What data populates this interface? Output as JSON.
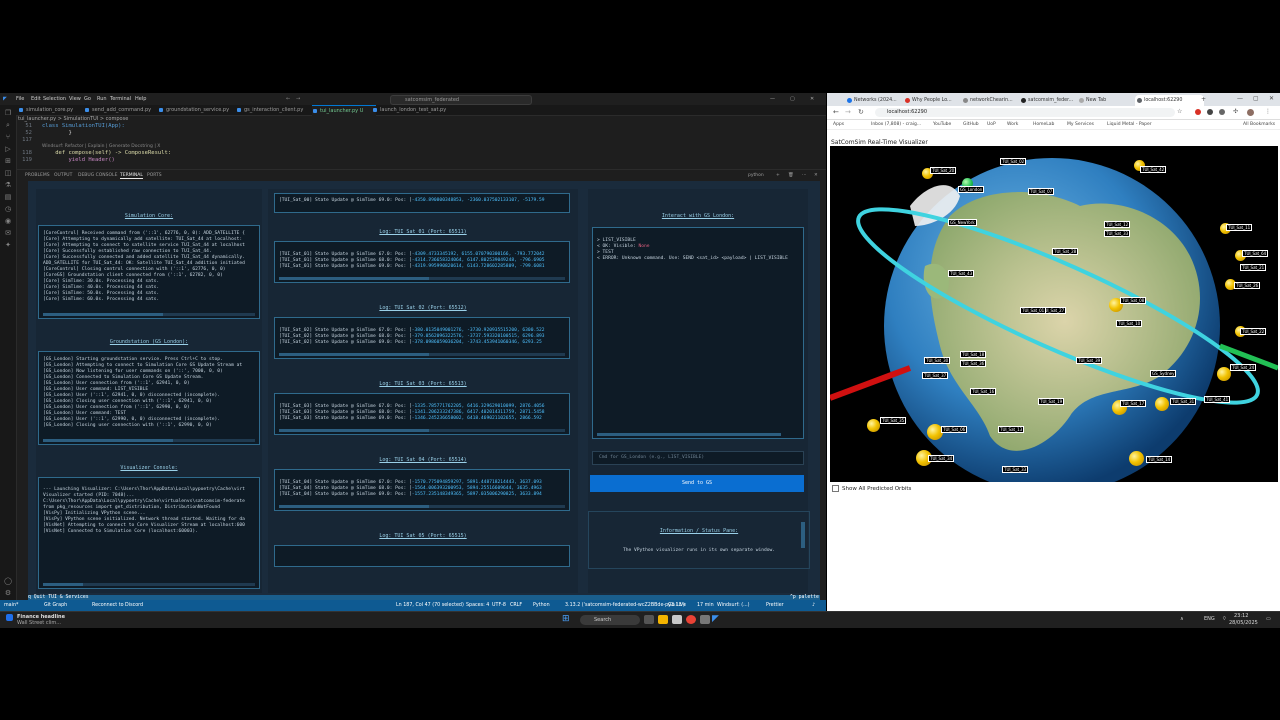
{
  "vscode": {
    "menu": [
      "File",
      "Edit",
      "Selection",
      "View",
      "Go",
      "Run",
      "Terminal",
      "Help"
    ],
    "search_placeholder": "satcomsim_federated",
    "tabs": [
      "simulation_core.py",
      "send_add_command.py",
      "groundstation_service.py",
      "gs_interaction_client.py",
      "tui_launcher.py U",
      "launch_london_test_sat.py"
    ],
    "breadcrumb": "tui_launcher.py > SimulationTUI > compose",
    "code_lines": [
      {
        "n": "51",
        "text": "class SimulationTUI(App):"
      },
      {
        "n": "52",
        "text": "        }"
      },
      {
        "n": "117",
        "text": ""
      },
      {
        "n": "",
        "text": "Windsurf: Refactor | Explain | Generate Docstring | X"
      },
      {
        "n": "118",
        "text": "    def compose(self) -> ComposeResult:"
      },
      {
        "n": "119",
        "text": "        yield Header()"
      }
    ],
    "panel_tabs": [
      "PROBLEMS",
      "OUTPUT",
      "DEBUG CONSOLE",
      "TERMINAL",
      "PORTS"
    ],
    "panel_right": "python",
    "quit_bar": "q Quit TUI & Services",
    "palette": "^p palette",
    "status": {
      "branch": "main*",
      "git": "Git Graph",
      "reconnect": "Reconnect to Discord",
      "pos": "Ln 187, Col 47 (70 selected)",
      "spaces": "Spaces: 4",
      "enc": "UTF-8",
      "eol": "CRLF",
      "lang": "Python",
      "interp": "3.13.2 ('satcomsim-federated-wcZ2BBde-py3.13')",
      "golive": "Go Live",
      "time": "17 min",
      "ws": "Windsurf: (...)",
      "prettier": "Prettier"
    }
  },
  "tui": {
    "sim_core": {
      "title": "Simulation Core:",
      "lines": [
        "[CoreControl] Received command from ('::1', 62776, 0, 0): ADD_SATELLITE {",
        "[Core] Attempting to dynamically add satellite: TUI_Sat_44 at localhost:",
        "[Core] Attempting to connect to satellite service TUI_Sat_44 at localhost",
        "[Core] Successfully established raw connection to TUI_Sat_44.",
        "[Core] Successfully connected and added satellite TUI_Sat_44 dynamically.",
        "ADD_SATELLITE for TUI_Sat_44: OK: Satellite TUI_Sat_44 addition initiated",
        "[CoreControl] Closing control connection with ('::1', 62776, 0, 0)",
        "[CoreGS] Groundstation client connected from ('::1', 62782, 0, 0)",
        "[Core] SimTime: 30.0s. Processing 44 sats.",
        "[Core] SimTime: 40.0s. Processing 44 sats.",
        "[Core] SimTime: 50.0s. Processing 44 sats.",
        "[Core] SimTime: 60.0s. Processing 44 sats."
      ]
    },
    "groundstation": {
      "title": "Groundstation (GS_London):",
      "lines": [
        "[GS_London] Starting groundstation service. Press Ctrl+C to stop.",
        "[GS_London] Attempting to connect to Simulation Core GS Update Stream at",
        "[GS_London] Now listening for user commands on ('::', 7000, 0, 0)",
        "[GS_London] Connected to Simulation Core GS Update Stream.",
        "[GS_London] User connection from ('::1', 62941, 0, 0)",
        "[GS_London] User command: LIST_VISIBLE",
        "[GS_London] User ('::1', 62941, 0, 0) disconnected (incomplete).",
        "[GS_London] Closing user connection with ('::1', 62941, 0, 0)",
        "[GS_London] User connection from ('::1', 62990, 0, 0)",
        "[GS_London] User command: TEST",
        "[GS_London] User ('::1', 62990, 0, 0) disconnected (incomplete).",
        "[GS_London] Closing user connection with ('::1', 62990, 0, 0)"
      ]
    },
    "visualizer": {
      "title": "Visualizer Console:",
      "lines": [
        "--- Launching Visualizer: C:\\Users\\Thor\\AppData\\Local\\pypoetry\\Cache\\virt",
        "Visualizer started (PID: 7048)...",
        "C:\\Users\\Thor\\AppData\\Local\\pypoetry\\Cache\\virtualenvs\\satcomsim-federate",
        "from pkg_resources import get_distribution, DistributionNotFound",
        "[VisPy] Initializing VPython scene...",
        "[VisPy] VPython scene initialized. Network thread started. Waiting for da",
        "[VisNet] Attempting to connect to Core Visualizer Stream at localhost:600",
        "[VisNet] Connected to Simulation Core (localhost:60003)."
      ]
    },
    "sat_logs": [
      {
        "title": "",
        "lines": [
          {
            "pre": "[TUI_Sat_00] State Update @ SimTime 69.0: Pos: [",
            "val": "-4350.890800348853, -2360.037502133107, -5179.59"
          }
        ]
      },
      {
        "title": "Log: TUI_Sat_01 (Port: 65511)",
        "lines": [
          {
            "pre": "[TUI_Sat_01] State Update @ SimTime 67.0: Pos: [",
            "val": "-4309.4733345192, 6155.070790300166, -793.772042"
          },
          {
            "pre": "[TUI_Sat_01] State Update @ SimTime 68.0: Pos: [",
            "val": "-4314.736658324064, 6147.802539049248, -796.6905"
          },
          {
            "pre": "[TUI_Sat_01] State Update @ SimTime 69.0: Pos: [",
            "val": "-4319.995990820614, 6143.728602285809, -799.6081"
          }
        ]
      },
      {
        "title": "Log: TUI_Sat_02 (Port: 65512)",
        "lines": [
          {
            "pre": "[TUI_Sat_02] State Update @ SimTime 67.0: Pos: [",
            "val": "-380.0135049001276, -3730.920935515200, 6300.522"
          },
          {
            "pre": "[TUI_Sat_02] State Update @ SimTime 68.0: Pos: [",
            "val": "-379.0562096322576, -3737.593320100515, 6296.893"
          },
          {
            "pre": "[TUI_Sat_02] State Update @ SimTime 69.0: Pos: [",
            "val": "-378.0986059036204, -3743.453941060346, 6293.25"
          }
        ]
      },
      {
        "title": "Log: TUI_Sat_03 (Port: 65513)",
        "lines": [
          {
            "pre": "[TUI_Sat_03] State Update @ SimTime 67.0: Pos: [",
            "val": "-1335.785771762205, 6416.329629010099, 2876.4056"
          },
          {
            "pre": "[TUI_Sat_03] State Update @ SimTime 68.0: Pos: [",
            "val": "-1341.206233247386, 6417.402014311759, 2871.5458"
          },
          {
            "pre": "[TUI_Sat_03] State Update @ SimTime 69.0: Pos: [",
            "val": "-1346.245236658002, 6418.469021102655, 2866.592"
          }
        ]
      },
      {
        "title": "Log: TUI_Sat_04 (Port: 65514)",
        "lines": [
          {
            "pre": "[TUI_Sat_04] State Update @ SimTime 67.0: Pos: [",
            "val": "-1570.775094859297, 5891.448718214443, 3637.093"
          },
          {
            "pre": "[TUI_Sat_04] State Update @ SimTime 68.0: Pos: [",
            "val": "-1564.006393200953, 5894.25516609644, 3635.4963"
          },
          {
            "pre": "[TUI_Sat_04] State Update @ SimTime 69.0: Pos: [",
            "val": "-1557.235148349365, 5897.035006290825, 3633.894"
          }
        ]
      },
      {
        "title": "Log: TUI_Sat_05 (Port: 65515)",
        "lines": []
      }
    ],
    "interact": {
      "title": "Interact with GS_London:",
      "lines": [
        {
          "text": "> LIST_VISIBLE",
          "extra": ""
        },
        {
          "text": "< OK: Visible: ",
          "extra": "None"
        },
        {
          "text": "> TEST",
          "extra": ""
        },
        {
          "text": "< ERROR: Unknown command. Use: SEND <sat_id> <payload> | LIST_VISIBLE",
          "extra": ""
        }
      ],
      "input_placeholder": "Cmd for GS_London (e.g., LIST_VISIBLE)",
      "send_button": "Send to GS",
      "info_title": "Information / Status Pane:",
      "info_text": "The VPython visualizer runs in its own separate window."
    }
  },
  "chrome": {
    "tabs": [
      "Networks (2024...",
      "Why People Lo...",
      "networkChearin...",
      "satcomsim_feder...",
      "New Tab",
      "localhost:62290"
    ],
    "url": "localhost:62290",
    "bookmarks": [
      "Apps",
      "Inbox (7,808) - craig...",
      "YouTube",
      "GitHub",
      "UoP",
      "Work",
      "HomeLab",
      "My Services",
      "Liquid Metal - Paper",
      "All Bookmarks"
    ],
    "page_title": "SatComSim Real-Time Visualizer",
    "show_orbits": "Show All Predicted Orbits",
    "satellites": [
      "TUI_Sat_20",
      "TUI_Sat_02",
      "TUI_Sat_42",
      "GS_London",
      "TUI_Sat_07",
      "GS_NewYork",
      "TUI_Sat_12",
      "TUI_Sat_33",
      "TUI_Sat_28",
      "TUI_Sat_43",
      "TUI_Sat_11",
      "TUI_Sat_64",
      "TUI_Sat_21",
      "TUI_Sat_26",
      "TUI_Sat_08",
      "TUI_Sat_10",
      "TUI_Sat_27",
      "TUI_Sat_01",
      "TUI_Sat_22",
      "TUI_Sat_30",
      "TUI_Sat_18",
      "TUI_Sat_36",
      "TUI_Sat_37",
      "TUI_Sat_39",
      "GS_Sydney",
      "TUI_Sat_24",
      "TUI_Sat_16",
      "TUI_Sat_19",
      "TUI_Sat_13",
      "TUI_Sat_17",
      "TUI_Sat_31",
      "TUI_Sat_41",
      "TUI_Sat_35",
      "TUI_Sat_06",
      "TUI_Sat_34",
      "TUI_Sat_33",
      "TUI_Sat_14"
    ]
  },
  "taskbar": {
    "news_title": "Finance headline",
    "news_sub": "Wall Street clim...",
    "search": "Search",
    "lang": "ENG",
    "time": "23:12",
    "date": "28/05/2025"
  }
}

####

Give the number of lines containing the word "dynamically". No other answer is needed.

2